Information supplied »
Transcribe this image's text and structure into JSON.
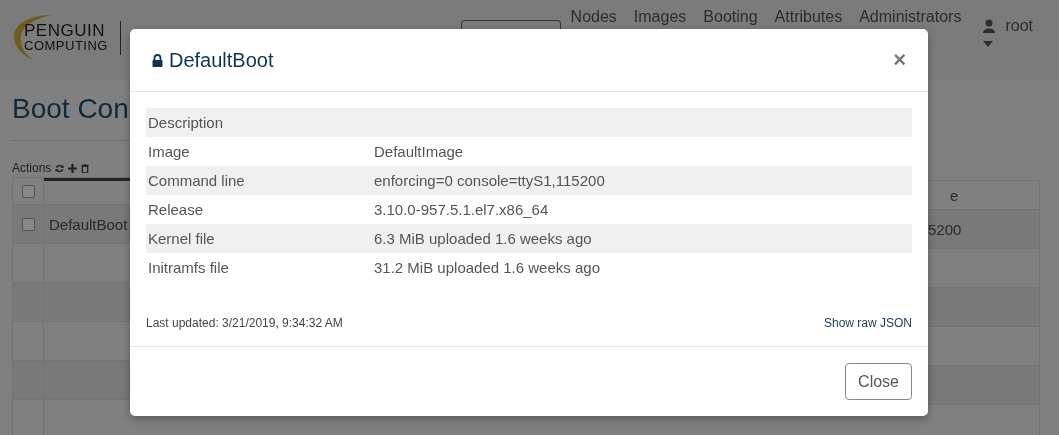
{
  "header": {
    "logo": {
      "line_1": "PENGUIN",
      "line_2": "COMPUTING"
    },
    "nav": [
      "Nodes",
      "Images",
      "Booting",
      "Attributes",
      "Administrators"
    ],
    "user": "root"
  },
  "page": {
    "title": "Boot Con",
    "actions_label": "Actions",
    "select_all_checked": false,
    "header_right": "e",
    "rows": [
      {
        "name": "DefaultBoot",
        "last": "5200",
        "checked": false
      }
    ]
  },
  "modal": {
    "title": "DefaultBoot",
    "locked": true,
    "close_icon": "×",
    "fields": [
      {
        "label": "Description"
      },
      {
        "label": "Image",
        "value": "DefaultImage"
      },
      {
        "label": "Command line",
        "value": "enforcing=0 console=ttyS1,115200"
      },
      {
        "label": "Release",
        "value": "3.10.0-957.5.1.el7.x86_64"
      },
      {
        "label": "Kernel file",
        "value": "6.3 MiB uploaded 1.6 weeks ago"
      },
      {
        "label": "Initramfs file",
        "value": "31.2 MiB uploaded 1.6 weeks ago"
      }
    ],
    "last_updated": "Last updated: 3/21/2019, 9:34:32 AM",
    "raw_link": "Show raw JSON",
    "close_button": "Close"
  }
}
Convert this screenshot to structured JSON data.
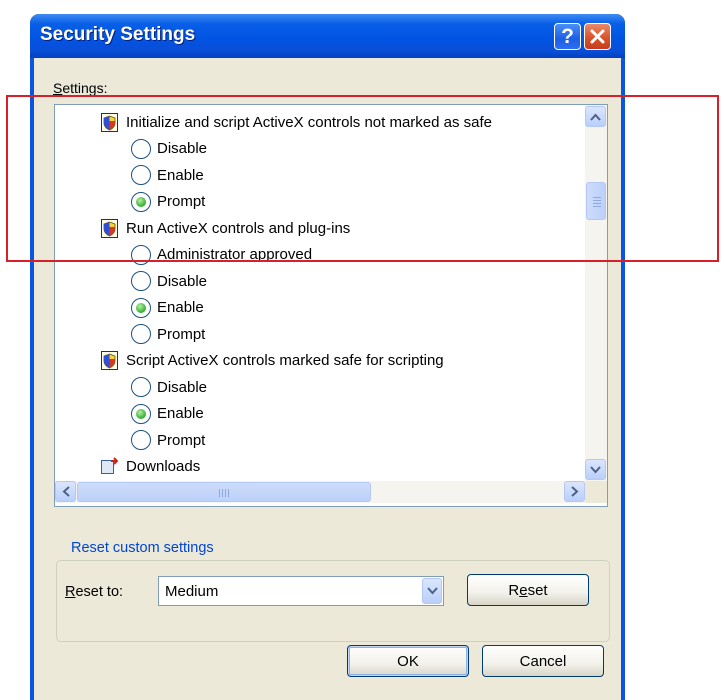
{
  "window": {
    "title": "Security Settings",
    "help_label": "?",
    "close_label": "✕"
  },
  "settings": {
    "label_first": "S",
    "label_rest": "ettings:",
    "rows": [
      {
        "kind": "category",
        "label": "Initialize and script ActiveX controls not marked as safe"
      },
      {
        "kind": "option",
        "label": "Disable",
        "selected": false
      },
      {
        "kind": "option",
        "label": "Enable",
        "selected": false
      },
      {
        "kind": "option",
        "label": "Prompt",
        "selected": true
      },
      {
        "kind": "category",
        "label": "Run ActiveX controls and plug-ins"
      },
      {
        "kind": "option",
        "label": "Administrator approved",
        "selected": false
      },
      {
        "kind": "option",
        "label": "Disable",
        "selected": false
      },
      {
        "kind": "option",
        "label": "Enable",
        "selected": true
      },
      {
        "kind": "option",
        "label": "Prompt",
        "selected": false
      },
      {
        "kind": "category",
        "label": "Script ActiveX controls marked safe for scripting"
      },
      {
        "kind": "option",
        "label": "Disable",
        "selected": false
      },
      {
        "kind": "option",
        "label": "Enable",
        "selected": true
      },
      {
        "kind": "option",
        "label": "Prompt",
        "selected": false
      },
      {
        "kind": "category",
        "label": "Downloads"
      }
    ]
  },
  "reset_group": {
    "title": "Reset custom settings",
    "reset_to_label_first": "R",
    "reset_to_label_rest": "eset to:",
    "selected_level": "Medium",
    "reset_label_first": "R",
    "reset_label_mid": "e",
    "reset_label_rest": "set"
  },
  "footer": {
    "ok_label": "OK",
    "cancel_label": "Cancel"
  },
  "colors": {
    "title_bar": "#0054e3",
    "dialog_face": "#ece9d8",
    "group_title": "#0046d5",
    "radio_selected": "#2fae2f",
    "annotation": "#d8202a"
  },
  "icons": {
    "category": "security-zone-icon",
    "downloads": "download-icon"
  }
}
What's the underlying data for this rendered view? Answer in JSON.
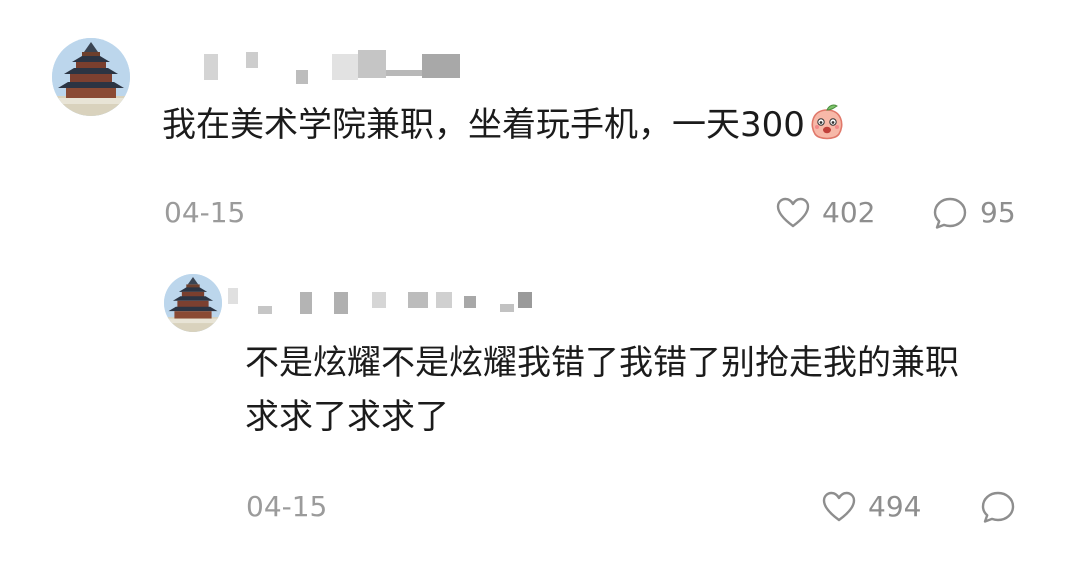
{
  "comments": [
    {
      "avatar_icon": "temple-of-heaven-avatar-icon",
      "text": "我在美术学院兼职，坐着玩手机，一天300",
      "emoji_icon": "peach-emoji-icon",
      "date": "04-15",
      "likes": "402",
      "replies": "95"
    },
    {
      "avatar_icon": "temple-of-heaven-avatar-icon",
      "text_lines": [
        "不是炫耀不是炫耀我错了我错了别抢走我的兼职",
        "求求了求求了"
      ],
      "date": "04-15",
      "likes": "494",
      "replies": ""
    }
  ],
  "colors": {
    "text": "#1b1b1b",
    "meta": "#9b9b9b",
    "redaction": "#c8c8c8"
  }
}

Exercise objective »
The material above holds pictures; copy everything else in it exactly.

Solution »
Transcribe this image's text and structure into JSON.
{
  "header": {
    "logo": {
      "line_1": "PENGUIN",
      "line_2": "COMPUTING"
    },
    "nav": [
      "Nodes",
      "Images",
      "Booting",
      "Attributes",
      "Administrators"
    ],
    "user": "root"
  },
  "page": {
    "title": "Boot Con",
    "actions_label": "Actions",
    "select_all_checked": false,
    "header_right": "e",
    "rows": [
      {
        "name": "DefaultBoot",
        "last": "5200",
        "checked": false
      }
    ]
  },
  "modal": {
    "title": "DefaultBoot",
    "locked": true,
    "close_icon": "×",
    "fields": [
      {
        "label": "Description"
      },
      {
        "label": "Image",
        "value": "DefaultImage"
      },
      {
        "label": "Command line",
        "value": "enforcing=0 console=ttyS1,115200"
      },
      {
        "label": "Release",
        "value": "3.10.0-957.5.1.el7.x86_64"
      },
      {
        "label": "Kernel file",
        "value": "6.3 MiB uploaded 1.6 weeks ago"
      },
      {
        "label": "Initramfs file",
        "value": "31.2 MiB uploaded 1.6 weeks ago"
      }
    ],
    "last_updated": "Last updated: 3/21/2019, 9:34:32 AM",
    "raw_link": "Show raw JSON",
    "close_button": "Close"
  }
}
Convert this screenshot to structured JSON data.
{
  "window": {
    "title": "Security Settings",
    "help_label": "?",
    "close_label": "✕"
  },
  "settings": {
    "label_first": "S",
    "label_rest": "ettings:",
    "rows": [
      {
        "kind": "category",
        "label": "Initialize and script ActiveX controls not marked as safe"
      },
      {
        "kind": "option",
        "label": "Disable",
        "selected": false
      },
      {
        "kind": "option",
        "label": "Enable",
        "selected": false
      },
      {
        "kind": "option",
        "label": "Prompt",
        "selected": true
      },
      {
        "kind": "category",
        "label": "Run ActiveX controls and plug-ins"
      },
      {
        "kind": "option",
        "label": "Administrator approved",
        "selected": false
      },
      {
        "kind": "option",
        "label": "Disable",
        "selected": false
      },
      {
        "kind": "option",
        "label": "Enable",
        "selected": true
      },
      {
        "kind": "option",
        "label": "Prompt",
        "selected": false
      },
      {
        "kind": "category",
        "label": "Script ActiveX controls marked safe for scripting"
      },
      {
        "kind": "option",
        "label": "Disable",
        "selected": false
      },
      {
        "kind": "option",
        "label": "Enable",
        "selected": true
      },
      {
        "kind": "option",
        "label": "Prompt",
        "selected": false
      },
      {
        "kind": "category",
        "label": "Downloads"
      }
    ]
  },
  "reset_group": {
    "title": "Reset custom settings",
    "reset_to_label_first": "R",
    "reset_to_label_rest": "eset to:",
    "selected_level": "Medium",
    "reset_label_first": "R",
    "reset_label_mid": "e",
    "reset_label_rest": "set"
  },
  "footer": {
    "ok_label": "OK",
    "cancel_label": "Cancel"
  },
  "colors": {
    "title_bar": "#0054e3",
    "dialog_face": "#ece9d8",
    "group_title": "#0046d5",
    "radio_selected": "#2fae2f",
    "annotation": "#d8202a"
  },
  "icons": {
    "category": "security-zone-icon",
    "downloads": "download-icon"
  }
}
What's the underlying data for this rendered view? Answer in JSON.
{
  "comments": [
    {
      "avatar_icon": "temple-of-heaven-avatar-icon",
      "text": "我在美术学院兼职，坐着玩手机，一天300",
      "emoji_icon": "peach-emoji-icon",
      "date": "04-15",
      "likes": "402",
      "replies": "95"
    },
    {
      "avatar_icon": "temple-of-heaven-avatar-icon",
      "text_lines": [
        "不是炫耀不是炫耀我错了我错了别抢走我的兼职",
        "求求了求求了"
      ],
      "date": "04-15",
      "likes": "494",
      "replies": ""
    }
  ],
  "colors": {
    "text": "#1b1b1b",
    "meta": "#9b9b9b",
    "redaction": "#c8c8c8"
  }
}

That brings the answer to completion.